- [Problem details]: Transcribe every line, keeping it exact.

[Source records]
-*-

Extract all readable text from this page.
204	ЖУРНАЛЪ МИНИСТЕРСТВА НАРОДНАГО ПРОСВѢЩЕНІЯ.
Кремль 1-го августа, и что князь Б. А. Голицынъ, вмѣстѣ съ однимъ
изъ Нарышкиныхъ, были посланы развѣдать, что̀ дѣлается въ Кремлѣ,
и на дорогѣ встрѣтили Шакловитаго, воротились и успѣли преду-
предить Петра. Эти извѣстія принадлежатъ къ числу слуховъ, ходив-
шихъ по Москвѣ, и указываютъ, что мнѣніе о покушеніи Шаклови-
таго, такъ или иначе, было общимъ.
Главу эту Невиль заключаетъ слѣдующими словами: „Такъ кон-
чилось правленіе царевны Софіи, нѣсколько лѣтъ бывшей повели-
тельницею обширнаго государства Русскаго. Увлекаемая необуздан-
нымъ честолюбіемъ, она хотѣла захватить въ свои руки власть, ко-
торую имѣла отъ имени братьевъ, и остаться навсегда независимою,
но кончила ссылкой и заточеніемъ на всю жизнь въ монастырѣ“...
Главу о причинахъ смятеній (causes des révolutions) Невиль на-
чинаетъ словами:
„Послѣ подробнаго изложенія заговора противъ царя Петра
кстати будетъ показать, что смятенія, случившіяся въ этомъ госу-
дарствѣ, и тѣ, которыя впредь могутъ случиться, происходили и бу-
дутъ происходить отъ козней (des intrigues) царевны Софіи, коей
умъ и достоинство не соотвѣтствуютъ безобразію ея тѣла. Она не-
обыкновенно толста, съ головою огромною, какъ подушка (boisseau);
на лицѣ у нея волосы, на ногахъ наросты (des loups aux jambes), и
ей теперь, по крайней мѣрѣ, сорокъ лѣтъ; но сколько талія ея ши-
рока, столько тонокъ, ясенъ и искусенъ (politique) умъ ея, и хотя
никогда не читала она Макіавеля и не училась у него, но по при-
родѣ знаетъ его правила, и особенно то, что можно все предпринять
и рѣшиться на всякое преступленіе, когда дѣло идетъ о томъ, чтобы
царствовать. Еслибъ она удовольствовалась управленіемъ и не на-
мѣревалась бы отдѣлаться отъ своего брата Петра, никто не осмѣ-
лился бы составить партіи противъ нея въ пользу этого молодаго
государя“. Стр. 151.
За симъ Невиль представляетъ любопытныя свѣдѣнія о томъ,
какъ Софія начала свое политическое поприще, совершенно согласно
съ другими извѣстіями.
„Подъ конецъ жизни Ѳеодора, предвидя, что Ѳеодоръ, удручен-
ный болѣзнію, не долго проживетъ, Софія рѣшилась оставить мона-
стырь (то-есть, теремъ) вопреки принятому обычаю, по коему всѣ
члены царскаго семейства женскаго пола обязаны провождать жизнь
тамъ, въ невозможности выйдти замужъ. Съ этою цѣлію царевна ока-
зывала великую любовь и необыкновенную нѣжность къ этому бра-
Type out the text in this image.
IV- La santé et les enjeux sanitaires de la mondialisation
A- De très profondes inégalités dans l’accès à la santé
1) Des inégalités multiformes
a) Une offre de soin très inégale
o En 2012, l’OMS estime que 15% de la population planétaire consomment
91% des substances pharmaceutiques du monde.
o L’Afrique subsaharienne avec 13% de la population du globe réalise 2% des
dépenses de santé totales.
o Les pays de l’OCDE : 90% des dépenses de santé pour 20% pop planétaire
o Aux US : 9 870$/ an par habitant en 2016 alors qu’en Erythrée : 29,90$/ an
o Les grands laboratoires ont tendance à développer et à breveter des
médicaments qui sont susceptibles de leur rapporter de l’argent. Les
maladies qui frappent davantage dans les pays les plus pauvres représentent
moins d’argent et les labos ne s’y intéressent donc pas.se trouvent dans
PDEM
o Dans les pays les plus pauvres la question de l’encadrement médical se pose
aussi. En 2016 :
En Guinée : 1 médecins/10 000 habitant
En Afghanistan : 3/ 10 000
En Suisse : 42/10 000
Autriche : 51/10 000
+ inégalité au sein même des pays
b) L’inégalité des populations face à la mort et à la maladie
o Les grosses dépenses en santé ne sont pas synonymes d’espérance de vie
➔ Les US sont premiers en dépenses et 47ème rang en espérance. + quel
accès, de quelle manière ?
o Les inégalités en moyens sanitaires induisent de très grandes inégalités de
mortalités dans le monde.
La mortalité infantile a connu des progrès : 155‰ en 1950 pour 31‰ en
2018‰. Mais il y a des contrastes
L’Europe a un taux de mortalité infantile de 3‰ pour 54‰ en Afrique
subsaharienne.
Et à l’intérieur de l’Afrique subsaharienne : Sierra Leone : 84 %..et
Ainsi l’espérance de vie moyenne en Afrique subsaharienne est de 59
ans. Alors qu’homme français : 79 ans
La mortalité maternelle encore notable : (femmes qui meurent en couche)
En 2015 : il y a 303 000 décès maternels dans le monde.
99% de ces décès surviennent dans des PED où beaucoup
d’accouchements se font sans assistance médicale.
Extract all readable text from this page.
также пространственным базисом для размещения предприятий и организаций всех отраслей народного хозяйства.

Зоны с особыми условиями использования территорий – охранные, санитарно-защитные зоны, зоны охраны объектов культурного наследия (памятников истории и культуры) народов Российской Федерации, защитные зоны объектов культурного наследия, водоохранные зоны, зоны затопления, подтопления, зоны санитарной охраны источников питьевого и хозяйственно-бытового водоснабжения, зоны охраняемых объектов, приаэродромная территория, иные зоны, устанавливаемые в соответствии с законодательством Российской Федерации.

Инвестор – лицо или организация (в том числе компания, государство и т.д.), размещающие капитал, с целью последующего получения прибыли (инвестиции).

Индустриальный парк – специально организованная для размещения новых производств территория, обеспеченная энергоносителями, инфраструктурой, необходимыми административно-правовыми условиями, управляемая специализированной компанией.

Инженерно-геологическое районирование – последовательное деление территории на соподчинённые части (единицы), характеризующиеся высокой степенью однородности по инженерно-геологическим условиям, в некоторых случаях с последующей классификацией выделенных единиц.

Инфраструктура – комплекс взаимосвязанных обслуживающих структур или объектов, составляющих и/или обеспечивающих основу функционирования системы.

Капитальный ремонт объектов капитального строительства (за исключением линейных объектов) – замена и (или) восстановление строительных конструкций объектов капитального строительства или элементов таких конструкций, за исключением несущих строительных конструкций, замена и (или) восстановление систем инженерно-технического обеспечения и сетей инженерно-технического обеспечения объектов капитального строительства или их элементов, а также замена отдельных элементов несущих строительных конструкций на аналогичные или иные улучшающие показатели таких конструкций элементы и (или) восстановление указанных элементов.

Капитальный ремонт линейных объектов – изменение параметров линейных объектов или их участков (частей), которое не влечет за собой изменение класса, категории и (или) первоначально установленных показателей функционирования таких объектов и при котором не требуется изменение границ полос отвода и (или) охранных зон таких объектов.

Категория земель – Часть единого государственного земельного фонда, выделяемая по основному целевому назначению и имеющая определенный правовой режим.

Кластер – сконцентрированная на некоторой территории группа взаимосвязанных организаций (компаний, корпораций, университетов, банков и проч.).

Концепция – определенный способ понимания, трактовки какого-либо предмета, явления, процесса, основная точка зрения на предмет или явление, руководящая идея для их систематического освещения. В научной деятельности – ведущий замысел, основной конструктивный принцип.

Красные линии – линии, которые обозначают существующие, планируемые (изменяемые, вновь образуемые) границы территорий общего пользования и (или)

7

-*-

- [Solution for this exercise]:
Extract all readable text from this page.
204	ЖУРНАЛЪ МИНИСТЕРСТВА НАРОДНАГО ПРОСВѢЩЕНІЯ.
Кремль 1-го августа, и что князь Б. А. Голицынъ, вмѣстѣ съ однимъ
изъ Нарышкиныхъ, были посланы развѣдать, что̀ дѣлается въ Кремлѣ,
и на дорогѣ встрѣтили Шакловитаго, воротились и успѣли преду-
предить Петра. Эти извѣстія принадлежатъ къ числу слуховъ, ходив-
шихъ по Москвѣ, и указываютъ, что мнѣніе о покушеніи Шаклови-
таго, такъ или иначе, было общимъ.
Главу эту Невиль заключаетъ слѣдующими словами: „Такъ кон-
чилось правленіе царевны Софіи, нѣсколько лѣтъ бывшей повели-
тельницею обширнаго государства Русскаго. Увлекаемая необуздан-
нымъ честолюбіемъ, она хотѣла захватить въ свои руки власть, ко-
торую имѣла отъ имени братьевъ, и остаться навсегда независимою,
но кончила ссылкой и заточеніемъ на всю жизнь въ монастырѣ“...
Главу о причинахъ смятеній (causes des révolutions) Невиль на-
чинаетъ словами:
„Послѣ подробнаго изложенія заговора противъ царя Петра
кстати будетъ показать, что смятенія, случившіяся въ этомъ госу-
дарствѣ, и тѣ, которыя впредь могутъ случиться, происходили и бу-
дутъ происходить отъ козней (des intrigues) царевны Софіи, коей
умъ и достоинство не соотвѣтствуютъ безобразію ея тѣла. Она не-
обыкновенно толста, съ головою огромною, какъ подушка (boisseau);
на лицѣ у нея волосы, на ногахъ наросты (des loups aux jambes), и
ей теперь, по крайней мѣрѣ, сорокъ лѣтъ; но сколько талія ея ши-
рока, столько тонокъ, ясенъ и искусенъ (politique) умъ ея, и хотя
никогда не читала она Макіавеля и не училась у него, но по при-
родѣ знаетъ его правила, и особенно то, что можно все предпринять
и рѣшиться на всякое преступленіе, когда дѣло идетъ о томъ, чтобы
царствовать. Еслибъ она удовольствовалась управленіемъ и не на-
мѣревалась бы отдѣлаться отъ своего брата Петра, никто не осмѣ-
лился бы составить партіи противъ нея въ пользу этого молодаго
государя“. Стр. 151.
За симъ Невиль представляетъ любопытныя свѣдѣнія о томъ,
какъ Софія начала свое политическое поприще, совершенно согласно
съ другими извѣстіями.
„Подъ конецъ жизни Ѳеодора, предвидя, что Ѳеодоръ, удручен-
ный болѣзнію, не долго проживетъ, Софія рѣшилась оставить мона-
стырь (то-есть, теремъ) вопреки принятому обычаю, по коему всѣ
члены царскаго семейства женскаго пола обязаны провождать жизнь
тамъ, въ невозможности выйдти замужъ. Съ этою цѣлію царевна ока-
зывала великую любовь и необыкновенную нѣжность къ этому бра-
Type out the text in this image.
IV- La santé et les enjeux sanitaires de la mondialisation
A- De très profondes inégalités dans l’accès à la santé
1) Des inégalités multiformes
a) Une offre de soin très inégale
o En 2012, l’OMS estime que 15% de la population planétaire consomment
91% des substances pharmaceutiques du monde.
o L’Afrique subsaharienne avec 13% de la population du globe réalise 2% des
dépenses de santé totales.
o Les pays de l’OCDE : 90% des dépenses de santé pour 20% pop planétaire
o Aux US : 9 870$/ an par habitant en 2016 alors qu’en Erythrée : 29,90$/ an
o Les grands laboratoires ont tendance à développer et à breveter des
médicaments qui sont susceptibles de leur rapporter de l’argent. Les
maladies qui frappent davantage dans les pays les plus pauvres représentent
moins d’argent et les labos ne s’y intéressent donc pas.se trouvent dans
PDEM
o Dans les pays les plus pauvres la question de l’encadrement médical se pose
aussi. En 2016 :
En Guinée : 1 médecins/10 000 habitant
En Afghanistan : 3/ 10 000
En Suisse : 42/10 000
Autriche : 51/10 000
+ inégalité au sein même des pays
b) L’inégalité des populations face à la mort et à la maladie
o Les grosses dépenses en santé ne sont pas synonymes d’espérance de vie
➔ Les US sont premiers en dépenses et 47ème rang en espérance. + quel
accès, de quelle manière ?
o Les inégalités en moyens sanitaires induisent de très grandes inégalités de
mortalités dans le monde.
La mortalité infantile a connu des progrès : 155‰ en 1950 pour 31‰ en
2018‰. Mais il y a des contrastes
L’Europe a un taux de mortalité infantile de 3‰ pour 54‰ en Afrique
subsaharienne.
Et à l’intérieur de l’Afrique subsaharienne : Sierra Leone : 84 %..et
Ainsi l’espérance de vie moyenne en Afrique subsaharienne est de 59
ans. Alors qu’homme français : 79 ans
La mortalité maternelle encore notable : (femmes qui meurent en couche)
En 2015 : il y a 303 000 décès maternels dans le monde.
99% de ces décès surviennent dans des PED où beaucoup
d’accouchements se font sans assistance médicale.
Extract all readable text from this page.
также пространственным базисом для размещения предприятий и организаций всех отраслей народного хозяйства.

Зоны с особыми условиями использования территорий – охранные, санитарно-защитные зоны, зоны охраны объектов культурного наследия (памятников истории и культуры) народов Российской Федерации, защитные зоны объектов культурного наследия, водоохранные зоны, зоны затопления, подтопления, зоны санитарной охраны источников питьевого и хозяйственно-бытового водоснабжения, зоны охраняемых объектов, приаэродромная территория, иные зоны, устанавливаемые в соответствии с законодательством Российской Федерации.

Инвестор – лицо или организация (в том числе компания, государство и т.д.), размещающие капитал, с целью последующего получения прибыли (инвестиции).

Индустриальный парк – специально организованная для размещения новых производств территория, обеспеченная энергоносителями, инфраструктурой, необходимыми административно-правовыми условиями, управляемая специализированной компанией.

Инженерно-геологическое районирование – последовательное деление территории на соподчинённые части (единицы), характеризующиеся высокой степенью однородности по инженерно-геологическим условиям, в некоторых случаях с последующей классификацией выделенных единиц.

Инфраструктура – комплекс взаимосвязанных обслуживающих структур или объектов, составляющих и/или обеспечивающих основу функционирования системы.

Капитальный ремонт объектов капитального строительства (за исключением линейных объектов) – замена и (или) восстановление строительных конструкций объектов капитального строительства или элементов таких конструкций, за исключением несущих строительных конструкций, замена и (или) восстановление систем инженерно-технического обеспечения и сетей инженерно-технического обеспечения объектов капитального строительства или их элементов, а также замена отдельных элементов несущих строительных конструкций на аналогичные или иные улучшающие показатели таких конструкций элементы и (или) восстановление указанных элементов.

Капитальный ремонт линейных объектов – изменение параметров линейных объектов или их участков (частей), которое не влечет за собой изменение класса, категории и (или) первоначально установленных показателей функционирования таких объектов и при котором не требуется изменение границ полос отвода и (или) охранных зон таких объектов.

Категория земель – Часть единого государственного земельного фонда, выделяемая по основному целевому назначению и имеющая определенный правовой режим.

Кластер – сконцентрированная на некоторой территории группа взаимосвязанных организаций (компаний, корпораций, университетов, банков и проч.).

Концепция – определенный способ понимания, трактовки какого-либо предмета, явления, процесса, основная точка зрения на предмет или явление, руководящая идея для их систематического освещения. В научной деятельности – ведущий замысел, основной конструктивный принцип.

Красные линии – линии, которые обозначают существующие, планируемые (изменяемые, вновь образуемые) границы территорий общего пользования и (или)

7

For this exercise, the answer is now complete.